AIM ▸ Take the data that follows and retype it word for word.

INPUT ROWS ▸
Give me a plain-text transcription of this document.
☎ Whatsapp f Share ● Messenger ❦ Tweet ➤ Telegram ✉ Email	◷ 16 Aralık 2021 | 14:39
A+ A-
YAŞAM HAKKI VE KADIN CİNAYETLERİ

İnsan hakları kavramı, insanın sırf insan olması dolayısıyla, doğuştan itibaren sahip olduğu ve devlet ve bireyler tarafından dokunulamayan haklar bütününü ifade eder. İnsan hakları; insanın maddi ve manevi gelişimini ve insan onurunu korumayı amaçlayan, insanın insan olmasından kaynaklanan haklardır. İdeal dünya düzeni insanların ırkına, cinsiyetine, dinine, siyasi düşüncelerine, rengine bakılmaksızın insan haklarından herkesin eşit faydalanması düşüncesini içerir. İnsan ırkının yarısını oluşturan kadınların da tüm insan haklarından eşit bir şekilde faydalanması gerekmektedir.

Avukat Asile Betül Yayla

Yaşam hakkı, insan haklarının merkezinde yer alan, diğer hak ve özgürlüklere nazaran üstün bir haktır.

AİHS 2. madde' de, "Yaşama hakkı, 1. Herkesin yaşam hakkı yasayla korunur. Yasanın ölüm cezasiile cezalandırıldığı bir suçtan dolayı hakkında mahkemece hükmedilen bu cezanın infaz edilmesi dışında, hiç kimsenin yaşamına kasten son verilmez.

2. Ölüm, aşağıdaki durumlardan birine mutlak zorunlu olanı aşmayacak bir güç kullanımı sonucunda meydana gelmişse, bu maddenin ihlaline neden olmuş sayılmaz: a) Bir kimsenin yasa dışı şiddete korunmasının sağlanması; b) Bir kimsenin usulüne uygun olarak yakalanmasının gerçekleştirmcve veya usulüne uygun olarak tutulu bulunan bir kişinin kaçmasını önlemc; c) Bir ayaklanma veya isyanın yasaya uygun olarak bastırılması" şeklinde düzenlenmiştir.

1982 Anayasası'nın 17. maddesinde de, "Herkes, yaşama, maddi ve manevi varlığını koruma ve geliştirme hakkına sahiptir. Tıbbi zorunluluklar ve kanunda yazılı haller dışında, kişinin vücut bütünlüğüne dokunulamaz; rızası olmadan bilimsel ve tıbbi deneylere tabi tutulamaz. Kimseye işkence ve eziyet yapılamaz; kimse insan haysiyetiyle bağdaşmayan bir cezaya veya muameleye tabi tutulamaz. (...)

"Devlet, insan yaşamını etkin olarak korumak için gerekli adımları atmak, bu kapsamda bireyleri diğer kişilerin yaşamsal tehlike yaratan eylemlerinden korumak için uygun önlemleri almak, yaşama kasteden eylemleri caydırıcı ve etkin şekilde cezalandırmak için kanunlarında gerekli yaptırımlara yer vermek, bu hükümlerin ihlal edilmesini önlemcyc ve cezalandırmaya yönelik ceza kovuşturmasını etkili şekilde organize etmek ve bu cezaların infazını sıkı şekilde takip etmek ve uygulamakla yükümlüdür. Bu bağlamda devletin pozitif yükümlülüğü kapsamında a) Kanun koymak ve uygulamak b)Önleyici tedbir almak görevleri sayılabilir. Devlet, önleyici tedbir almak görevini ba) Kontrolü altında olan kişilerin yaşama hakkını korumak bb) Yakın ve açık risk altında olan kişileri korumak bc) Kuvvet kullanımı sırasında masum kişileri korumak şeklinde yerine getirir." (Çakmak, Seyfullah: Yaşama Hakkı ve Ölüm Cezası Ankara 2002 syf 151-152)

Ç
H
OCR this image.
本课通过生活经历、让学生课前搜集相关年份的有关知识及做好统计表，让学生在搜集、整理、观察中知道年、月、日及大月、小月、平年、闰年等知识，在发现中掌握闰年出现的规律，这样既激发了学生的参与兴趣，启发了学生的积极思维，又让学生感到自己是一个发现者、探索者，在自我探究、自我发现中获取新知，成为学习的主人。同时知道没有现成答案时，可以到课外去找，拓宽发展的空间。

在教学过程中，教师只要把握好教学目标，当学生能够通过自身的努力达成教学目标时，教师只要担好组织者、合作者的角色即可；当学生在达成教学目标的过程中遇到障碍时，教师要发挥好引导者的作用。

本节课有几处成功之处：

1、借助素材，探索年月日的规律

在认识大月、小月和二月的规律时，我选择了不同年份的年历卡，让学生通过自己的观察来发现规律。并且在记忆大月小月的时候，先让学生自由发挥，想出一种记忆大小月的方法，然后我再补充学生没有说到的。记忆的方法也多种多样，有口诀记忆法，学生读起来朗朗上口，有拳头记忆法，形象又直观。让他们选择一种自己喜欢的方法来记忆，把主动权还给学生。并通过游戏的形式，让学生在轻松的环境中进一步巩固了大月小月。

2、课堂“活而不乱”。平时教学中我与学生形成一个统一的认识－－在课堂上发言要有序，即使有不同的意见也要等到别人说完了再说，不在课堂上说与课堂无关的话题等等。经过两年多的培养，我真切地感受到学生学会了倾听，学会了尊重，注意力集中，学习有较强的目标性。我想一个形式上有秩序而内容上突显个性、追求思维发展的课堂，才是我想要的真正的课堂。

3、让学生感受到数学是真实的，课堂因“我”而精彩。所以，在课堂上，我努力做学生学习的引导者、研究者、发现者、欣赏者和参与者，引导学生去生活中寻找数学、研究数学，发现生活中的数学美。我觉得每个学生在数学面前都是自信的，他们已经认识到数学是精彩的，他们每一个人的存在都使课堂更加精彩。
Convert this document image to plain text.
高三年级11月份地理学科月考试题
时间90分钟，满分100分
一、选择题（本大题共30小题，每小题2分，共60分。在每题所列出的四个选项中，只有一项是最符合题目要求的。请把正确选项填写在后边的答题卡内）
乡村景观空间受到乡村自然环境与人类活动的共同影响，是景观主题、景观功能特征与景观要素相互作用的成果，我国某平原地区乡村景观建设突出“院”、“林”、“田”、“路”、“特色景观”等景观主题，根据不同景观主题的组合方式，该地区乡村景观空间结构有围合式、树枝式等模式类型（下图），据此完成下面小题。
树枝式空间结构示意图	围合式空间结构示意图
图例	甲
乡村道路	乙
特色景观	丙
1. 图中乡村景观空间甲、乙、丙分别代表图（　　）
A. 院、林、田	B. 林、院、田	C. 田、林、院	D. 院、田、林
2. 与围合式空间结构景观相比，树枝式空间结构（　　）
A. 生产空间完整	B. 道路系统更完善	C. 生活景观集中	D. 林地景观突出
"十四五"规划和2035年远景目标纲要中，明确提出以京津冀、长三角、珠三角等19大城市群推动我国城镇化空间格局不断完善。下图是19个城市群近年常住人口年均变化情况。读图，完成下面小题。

RESPONSE TO THE EXERCISE ▸
Give me a plain-text transcription of this document.
☎ Whatsapp f Share ● Messenger ❦ Tweet ➤ Telegram ✉ Email	◷ 16 Aralık 2021 | 14:39
A+ A-
YAŞAM HAKKI VE KADIN CİNAYETLERİ

İnsan hakları kavramı, insanın sırf insan olması dolayısıyla, doğuştan itibaren sahip olduğu ve devlet ve bireyler tarafından dokunulamayan haklar bütününü ifade eder. İnsan hakları; insanın maddi ve manevi gelişimini ve insan onurunu korumayı amaçlayan, insanın insan olmasından kaynaklanan haklardır. İdeal dünya düzeni insanların ırkına, cinsiyetine, dinine, siyasi düşüncelerine, rengine bakılmaksızın insan haklarından herkesin eşit faydalanması düşüncesini içerir. İnsan ırkının yarısını oluşturan kadınların da tüm insan haklarından eşit bir şekilde faydalanması gerekmektedir.

Avukat Asile Betül Yayla

Yaşam hakkı, insan haklarının merkezinde yer alan, diğer hak ve özgürlüklere nazaran üstün bir haktır.

AİHS 2. madde' de, "Yaşama hakkı, 1. Herkesin yaşam hakkı yasayla korunur. Yasanın ölüm cezasiile cezalandırıldığı bir suçtan dolayı hakkında mahkemece hükmedilen bu cezanın infaz edilmesi dışında, hiç kimsenin yaşamına kasten son verilmez.

2. Ölüm, aşağıdaki durumlardan birine mutlak zorunlu olanı aşmayacak bir güç kullanımı sonucunda meydana gelmişse, bu maddenin ihlaline neden olmuş sayılmaz: a) Bir kimsenin yasa dışı şiddete korunmasının sağlanması; b) Bir kimsenin usulüne uygun olarak yakalanmasının gerçekleştirmcve veya usulüne uygun olarak tutulu bulunan bir kişinin kaçmasını önlemc; c) Bir ayaklanma veya isyanın yasaya uygun olarak bastırılması" şeklinde düzenlenmiştir.

1982 Anayasası'nın 17. maddesinde de, "Herkes, yaşama, maddi ve manevi varlığını koruma ve geliştirme hakkına sahiptir. Tıbbi zorunluluklar ve kanunda yazılı haller dışında, kişinin vücut bütünlüğüne dokunulamaz; rızası olmadan bilimsel ve tıbbi deneylere tabi tutulamaz. Kimseye işkence ve eziyet yapılamaz; kimse insan haysiyetiyle bağdaşmayan bir cezaya veya muameleye tabi tutulamaz. (...)

"Devlet, insan yaşamını etkin olarak korumak için gerekli adımları atmak, bu kapsamda bireyleri diğer kişilerin yaşamsal tehlike yaratan eylemlerinden korumak için uygun önlemleri almak, yaşama kasteden eylemleri caydırıcı ve etkin şekilde cezalandırmak için kanunlarında gerekli yaptırımlara yer vermek, bu hükümlerin ihlal edilmesini önlemcyc ve cezalandırmaya yönelik ceza kovuşturmasını etkili şekilde organize etmek ve bu cezaların infazını sıkı şekilde takip etmek ve uygulamakla yükümlüdür. Bu bağlamda devletin pozitif yükümlülüğü kapsamında a) Kanun koymak ve uygulamak b)Önleyici tedbir almak görevleri sayılabilir. Devlet, önleyici tedbir almak görevini ba) Kontrolü altında olan kişilerin yaşama hakkını korumak bb) Yakın ve açık risk altında olan kişileri korumak bc) Kuvvet kullanımı sırasında masum kişileri korumak şeklinde yerine getirir." (Çakmak, Seyfullah: Yaşama Hakkı ve Ölüm Cezası Ankara 2002 syf 151-152)

Ç
H
OCR this image.
本课通过生活经历、让学生课前搜集相关年份的有关知识及做好统计表，让学生在搜集、整理、观察中知道年、月、日及大月、小月、平年、闰年等知识，在发现中掌握闰年出现的规律，这样既激发了学生的参与兴趣，启发了学生的积极思维，又让学生感到自己是一个发现者、探索者，在自我探究、自我发现中获取新知，成为学习的主人。同时知道没有现成答案时，可以到课外去找，拓宽发展的空间。

在教学过程中，教师只要把握好教学目标，当学生能够通过自身的努力达成教学目标时，教师只要担好组织者、合作者的角色即可；当学生在达成教学目标的过程中遇到障碍时，教师要发挥好引导者的作用。

本节课有几处成功之处：

1、借助素材，探索年月日的规律

在认识大月、小月和二月的规律时，我选择了不同年份的年历卡，让学生通过自己的观察来发现规律。并且在记忆大月小月的时候，先让学生自由发挥，想出一种记忆大小月的方法，然后我再补充学生没有说到的。记忆的方法也多种多样，有口诀记忆法，学生读起来朗朗上口，有拳头记忆法，形象又直观。让他们选择一种自己喜欢的方法来记忆，把主动权还给学生。并通过游戏的形式，让学生在轻松的环境中进一步巩固了大月小月。

2、课堂“活而不乱”。平时教学中我与学生形成一个统一的认识－－在课堂上发言要有序，即使有不同的意见也要等到别人说完了再说，不在课堂上说与课堂无关的话题等等。经过两年多的培养，我真切地感受到学生学会了倾听，学会了尊重，注意力集中，学习有较强的目标性。我想一个形式上有秩序而内容上突显个性、追求思维发展的课堂，才是我想要的真正的课堂。

3、让学生感受到数学是真实的，课堂因“我”而精彩。所以，在课堂上，我努力做学生学习的引导者、研究者、发现者、欣赏者和参与者，引导学生去生活中寻找数学、研究数学，发现生活中的数学美。我觉得每个学生在数学面前都是自信的，他们已经认识到数学是精彩的，他们每一个人的存在都使课堂更加精彩。
Convert this document image to plain text.
高三年级11月份地理学科月考试题
时间90分钟，满分100分
一、选择题（本大题共30小题，每小题2分，共60分。在每题所列出的四个选项中，只有一项是最符合题目要求的。请把正确选项填写在后边的答题卡内）
乡村景观空间受到乡村自然环境与人类活动的共同影响，是景观主题、景观功能特征与景观要素相互作用的成果，我国某平原地区乡村景观建设突出“院”、“林”、“田”、“路”、“特色景观”等景观主题，根据不同景观主题的组合方式，该地区乡村景观空间结构有围合式、树枝式等模式类型（下图），据此完成下面小题。
树枝式空间结构示意图	围合式空间结构示意图
图例	甲
乡村道路	乙
特色景观	丙
1. 图中乡村景观空间甲、乙、丙分别代表图（　　）
A. 院、林、田	B. 林、院、田	C. 田、林、院	D. 院、田、林
2. 与围合式空间结构景观相比，树枝式空间结构（　　）
A. 生产空间完整	B. 道路系统更完善	C. 生活景观集中	D. 林地景观突出
"十四五"规划和2035年远景目标纲要中，明确提出以京津冀、长三角、珠三角等19大城市群推动我国城镇化空间格局不断完善。下图是19个城市群近年常住人口年均变化情况。读图，完成下面小题。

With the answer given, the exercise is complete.